Golden Testing for SQL Compilation¶

Golden tests compare compiled SQL against known-good snapshots to detect regressions. When query planning or SQL compilation changes, golden tests immediately surface the impact.

Overview¶

flowchart TD
    A["query.json + catalog/"] --> B[Plan]
    B --> C[Compile]
    C --> D["actual.sql"]
    D --> E{"Compare against<br/>expected.sql"}
    E --> F((PASS / FAIL))

Fixture Structure¶

Each golden test fixture is a directory containing:

tests/integration/golden/fixtures/
└── simple_agg/
    ├── query.json          # Semantic query request
    ├── expected.sql        # Expected SQL output
    └── catalog/            # YAML assets for this test
        └── assets/
            ├── datasets/
            ├── dimensions/
            ├── geo_hierarchies/
            ├── metrics/
            └── policies/

query.json¶

The semantic query request in JSON format:

{
  "metrics": ["total_population"],
  "group_by": [
    {
      "dimension": "geography",
      "attribute": "province",
      "level": "province"
    }
  ],
  "order_by": [
    {
      "field": "total_population",
      "direction": "DESC"
    }
  ],
  "limit": 10
}

Supported fields:

Field	Description
`metrics`	List of metric names to query
`group_by`	Dimension groupings with optional level/grain
`filters`	Filter conditions with op and value
`order_by`	Sort specifications
`limit`	Row limit
`options`	Query options (strict, explain, allow_incomparable)

expected.sql¶

The expected SQL output. The test normalizes whitespace before comparison.

SELECT * FROM (SELECT * FROM (SELECT "province", "total_population" FROM (SELECT "province", SUM(count) AS "total_population" FROM (SELECT * FROM "census"."population_data" AS "t_population") AS _agg GROUP BY "province") AS _proj) AS _sorted ORDER BY "total_population" DESC) AS _limited LIMIT :p_0_limit

catalog/¶

A complete set of YAML assets defining the semantic catalog for this test. Follows the standard YAML asset structure.

## Exercise set:
1) Quote the golden testing page word for word, from "Golden Testing for" up to and including "F((PASS / FAIL))".
2) According to the golden testing page, what does the test normalize before comparing against expected.sql?
3) Which fields does the golden testing page list as supported in query.json?
The listing comes from a separate source, unrelated to the golden testing page.

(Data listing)
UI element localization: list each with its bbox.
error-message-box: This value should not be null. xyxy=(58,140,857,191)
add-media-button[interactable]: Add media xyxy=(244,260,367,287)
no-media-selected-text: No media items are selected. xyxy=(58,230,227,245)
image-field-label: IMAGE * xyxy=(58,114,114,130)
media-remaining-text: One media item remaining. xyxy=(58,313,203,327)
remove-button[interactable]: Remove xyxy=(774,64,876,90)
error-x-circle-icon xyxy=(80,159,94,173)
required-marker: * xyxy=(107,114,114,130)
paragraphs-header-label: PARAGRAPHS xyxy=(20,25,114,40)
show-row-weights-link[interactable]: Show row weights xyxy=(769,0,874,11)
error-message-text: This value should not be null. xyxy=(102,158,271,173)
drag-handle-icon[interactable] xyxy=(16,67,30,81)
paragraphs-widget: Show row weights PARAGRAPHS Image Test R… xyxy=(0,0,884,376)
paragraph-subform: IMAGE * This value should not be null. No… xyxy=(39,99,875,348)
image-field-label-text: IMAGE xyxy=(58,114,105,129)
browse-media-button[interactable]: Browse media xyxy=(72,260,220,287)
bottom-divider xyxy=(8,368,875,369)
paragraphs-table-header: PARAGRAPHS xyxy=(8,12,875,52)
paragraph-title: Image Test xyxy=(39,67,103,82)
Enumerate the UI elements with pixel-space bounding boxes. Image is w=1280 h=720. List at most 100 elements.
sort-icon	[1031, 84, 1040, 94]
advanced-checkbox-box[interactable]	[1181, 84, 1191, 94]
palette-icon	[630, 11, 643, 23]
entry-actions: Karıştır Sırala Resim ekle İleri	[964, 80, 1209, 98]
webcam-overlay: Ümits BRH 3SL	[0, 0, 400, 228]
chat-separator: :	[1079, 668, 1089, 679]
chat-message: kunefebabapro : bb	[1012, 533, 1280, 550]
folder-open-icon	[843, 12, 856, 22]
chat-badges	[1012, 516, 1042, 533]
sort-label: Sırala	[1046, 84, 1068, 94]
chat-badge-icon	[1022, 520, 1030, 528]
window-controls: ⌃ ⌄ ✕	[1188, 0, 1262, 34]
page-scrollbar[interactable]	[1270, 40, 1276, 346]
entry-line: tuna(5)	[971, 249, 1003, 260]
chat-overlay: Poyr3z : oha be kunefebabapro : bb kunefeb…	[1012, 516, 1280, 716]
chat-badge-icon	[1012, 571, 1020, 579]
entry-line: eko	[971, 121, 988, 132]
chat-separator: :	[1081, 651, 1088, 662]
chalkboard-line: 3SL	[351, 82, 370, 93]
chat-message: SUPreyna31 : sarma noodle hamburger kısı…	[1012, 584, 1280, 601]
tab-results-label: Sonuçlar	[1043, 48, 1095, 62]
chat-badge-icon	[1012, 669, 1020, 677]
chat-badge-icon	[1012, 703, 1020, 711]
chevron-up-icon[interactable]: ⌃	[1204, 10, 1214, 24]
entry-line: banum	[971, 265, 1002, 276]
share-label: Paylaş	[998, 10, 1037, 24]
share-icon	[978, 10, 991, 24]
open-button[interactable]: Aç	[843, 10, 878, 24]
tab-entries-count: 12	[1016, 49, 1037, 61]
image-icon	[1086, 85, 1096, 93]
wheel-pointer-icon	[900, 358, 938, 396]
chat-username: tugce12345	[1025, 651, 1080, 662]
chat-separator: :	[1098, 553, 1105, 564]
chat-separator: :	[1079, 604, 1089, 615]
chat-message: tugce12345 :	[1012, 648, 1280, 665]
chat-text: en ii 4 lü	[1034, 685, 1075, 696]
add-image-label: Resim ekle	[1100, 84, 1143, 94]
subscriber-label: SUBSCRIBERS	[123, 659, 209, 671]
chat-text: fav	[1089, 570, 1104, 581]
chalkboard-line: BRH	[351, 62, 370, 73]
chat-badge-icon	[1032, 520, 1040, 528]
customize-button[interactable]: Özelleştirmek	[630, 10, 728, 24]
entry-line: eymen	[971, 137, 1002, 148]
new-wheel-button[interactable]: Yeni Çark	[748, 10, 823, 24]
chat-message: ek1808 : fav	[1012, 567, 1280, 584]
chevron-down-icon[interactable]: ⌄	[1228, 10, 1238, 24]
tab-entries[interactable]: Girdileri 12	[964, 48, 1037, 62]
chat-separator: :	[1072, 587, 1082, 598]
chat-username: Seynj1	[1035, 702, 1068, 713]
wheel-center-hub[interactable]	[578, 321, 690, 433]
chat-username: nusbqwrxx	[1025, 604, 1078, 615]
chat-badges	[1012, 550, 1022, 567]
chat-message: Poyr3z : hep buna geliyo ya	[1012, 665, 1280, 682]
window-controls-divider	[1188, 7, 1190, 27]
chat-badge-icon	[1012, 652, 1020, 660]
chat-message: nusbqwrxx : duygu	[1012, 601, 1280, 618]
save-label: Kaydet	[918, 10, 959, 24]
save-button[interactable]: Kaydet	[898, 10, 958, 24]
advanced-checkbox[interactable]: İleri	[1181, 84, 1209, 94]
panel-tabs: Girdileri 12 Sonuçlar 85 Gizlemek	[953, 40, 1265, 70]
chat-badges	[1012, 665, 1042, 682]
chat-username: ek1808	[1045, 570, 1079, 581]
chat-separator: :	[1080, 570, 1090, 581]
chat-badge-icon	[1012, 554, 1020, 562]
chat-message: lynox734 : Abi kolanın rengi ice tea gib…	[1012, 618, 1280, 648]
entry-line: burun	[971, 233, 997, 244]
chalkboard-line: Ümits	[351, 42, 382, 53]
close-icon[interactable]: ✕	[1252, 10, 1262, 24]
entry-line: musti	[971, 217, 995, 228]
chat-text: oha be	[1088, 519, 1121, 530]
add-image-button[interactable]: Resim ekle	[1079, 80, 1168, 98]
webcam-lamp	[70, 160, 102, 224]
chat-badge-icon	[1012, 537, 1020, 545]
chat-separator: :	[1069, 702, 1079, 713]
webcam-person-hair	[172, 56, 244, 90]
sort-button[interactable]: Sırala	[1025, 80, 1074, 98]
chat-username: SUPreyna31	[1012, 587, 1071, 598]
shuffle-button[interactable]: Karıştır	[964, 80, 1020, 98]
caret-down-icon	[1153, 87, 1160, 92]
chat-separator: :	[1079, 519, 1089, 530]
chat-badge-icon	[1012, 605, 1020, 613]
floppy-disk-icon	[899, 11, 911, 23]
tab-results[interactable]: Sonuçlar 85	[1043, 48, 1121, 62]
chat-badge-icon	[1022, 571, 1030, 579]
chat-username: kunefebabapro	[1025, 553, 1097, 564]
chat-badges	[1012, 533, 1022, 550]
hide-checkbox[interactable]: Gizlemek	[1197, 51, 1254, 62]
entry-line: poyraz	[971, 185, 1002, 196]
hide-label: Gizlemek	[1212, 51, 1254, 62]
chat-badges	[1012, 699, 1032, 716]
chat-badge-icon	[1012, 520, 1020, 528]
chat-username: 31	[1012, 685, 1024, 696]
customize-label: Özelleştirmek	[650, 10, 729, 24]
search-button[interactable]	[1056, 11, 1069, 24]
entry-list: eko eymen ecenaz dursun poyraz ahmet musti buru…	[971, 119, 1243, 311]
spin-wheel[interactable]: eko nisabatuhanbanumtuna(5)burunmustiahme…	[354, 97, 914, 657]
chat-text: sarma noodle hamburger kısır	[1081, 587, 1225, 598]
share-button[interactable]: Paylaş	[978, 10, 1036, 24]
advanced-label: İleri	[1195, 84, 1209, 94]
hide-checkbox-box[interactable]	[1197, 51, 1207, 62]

## Correct answers:
1)
Golden Testing for SQL Compilation¶

Golden tests compare compiled SQL against known-good snapshots to detect regressions. When query planning or SQL compilation changes, golden tests immediately surface the impact.

Overview¶

flowchart TD
    A["query.json + catalog/"] --> B[Plan]
    B --> C[Compile]
    C --> D["actual.sql"]
    D --> E{"Compare against<br/>expected.sql"}
    E --> F((PASS / FAIL))

2) Whitespace.

3) metrics, group_by, filters, order_by, limit, options